* [INSTRUCTIONS TO FOLLOW] Transcribe the passage of the accountancy career interview between "I had no idea" and "why and how?", inclusive.

* [DOCUMENT EXTRACT]

* * * * * * *

As a child, what did you want to be when you grew up?

I had no idea what I wanted to be, and if you’d have told me when I was at school what I’m doing now, I wouldn’t believe you. I was very shy but heavily influenced by my father, who was a business and systems analyst, and my first ‘boss’ who was a very charismatic accountancy recruitment entrepreneur.

Where had the got to during your later studies (or not, as the case may be)?

I learnt on the job, leaving school after A-Levels and going straight into the workplace. Since then, I’ve been very keen to learn continuously, I read avidly and have mentors both inside and outside the accountancy profession.

When did you move into accountancy; why and how?

I started in an accountancy recruitment company at the age of 19, being given responsibility (directorship) very early running a finance team for a fast-growing company, and learning first-hand how hard it is to get a company from start-up to £6m and then being part of an MBO. After a career in London, I then had a family and joined my husband in building an accountancy firm of our own.

How important is accounting in your role – and how has being an accountant helped you develop in your career and as a person?

* * * * * * *

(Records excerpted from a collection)
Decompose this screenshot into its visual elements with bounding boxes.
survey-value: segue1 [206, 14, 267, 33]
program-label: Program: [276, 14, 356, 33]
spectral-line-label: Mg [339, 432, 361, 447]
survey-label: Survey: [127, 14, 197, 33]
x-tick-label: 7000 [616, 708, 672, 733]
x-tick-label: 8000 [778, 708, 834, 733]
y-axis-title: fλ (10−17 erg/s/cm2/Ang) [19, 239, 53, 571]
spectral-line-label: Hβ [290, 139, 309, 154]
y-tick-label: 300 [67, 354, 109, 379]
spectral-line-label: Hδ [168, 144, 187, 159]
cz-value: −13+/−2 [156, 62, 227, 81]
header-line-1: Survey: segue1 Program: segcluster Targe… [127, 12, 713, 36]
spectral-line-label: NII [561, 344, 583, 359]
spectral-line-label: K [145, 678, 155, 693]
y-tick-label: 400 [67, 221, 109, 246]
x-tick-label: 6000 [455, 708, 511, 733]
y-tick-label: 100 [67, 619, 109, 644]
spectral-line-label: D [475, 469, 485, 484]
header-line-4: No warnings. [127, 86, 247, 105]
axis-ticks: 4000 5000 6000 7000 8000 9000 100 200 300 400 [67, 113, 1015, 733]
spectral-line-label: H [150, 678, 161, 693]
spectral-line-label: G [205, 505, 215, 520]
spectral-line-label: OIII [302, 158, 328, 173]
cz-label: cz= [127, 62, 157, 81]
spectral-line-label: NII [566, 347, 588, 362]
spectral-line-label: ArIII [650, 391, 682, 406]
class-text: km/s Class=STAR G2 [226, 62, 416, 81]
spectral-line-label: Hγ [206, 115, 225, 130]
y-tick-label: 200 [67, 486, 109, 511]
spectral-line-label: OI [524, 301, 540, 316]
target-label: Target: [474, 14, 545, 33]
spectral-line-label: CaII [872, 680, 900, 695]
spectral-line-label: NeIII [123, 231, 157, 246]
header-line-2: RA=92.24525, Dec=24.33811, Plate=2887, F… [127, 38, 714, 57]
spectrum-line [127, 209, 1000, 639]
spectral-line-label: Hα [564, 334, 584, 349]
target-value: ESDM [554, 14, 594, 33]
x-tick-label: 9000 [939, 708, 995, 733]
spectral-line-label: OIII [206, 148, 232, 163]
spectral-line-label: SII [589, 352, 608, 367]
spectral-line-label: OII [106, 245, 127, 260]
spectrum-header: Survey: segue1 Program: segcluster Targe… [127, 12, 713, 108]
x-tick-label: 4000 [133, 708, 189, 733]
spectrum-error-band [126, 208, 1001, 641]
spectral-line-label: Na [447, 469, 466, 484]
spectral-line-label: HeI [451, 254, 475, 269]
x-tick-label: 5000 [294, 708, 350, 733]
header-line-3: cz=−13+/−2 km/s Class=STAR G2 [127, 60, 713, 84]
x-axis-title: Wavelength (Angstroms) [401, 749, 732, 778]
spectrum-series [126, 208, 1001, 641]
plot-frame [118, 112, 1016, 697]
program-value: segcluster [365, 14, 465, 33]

* * * * * * *

* [WRITTEN ANSWER]
I had no idea what I wanted to be, and if you’d have told me when I was at school what I’m doing now, I wouldn’t believe you. I was very shy but heavily influenced by my father, who was a business and systems analyst, and my first ‘boss’ who was a very charismatic accountancy recruitment entrepreneur.

Where had the got to during your later studies (or not, as the case may be)?

I learnt on the job, leaving school after A-Levels and going straight into the workplace. Since then, I’ve been very keen to learn continuously, I read avidly and have mentors both inside and outside the accountancy profession.

When did you move into accountancy; why and how?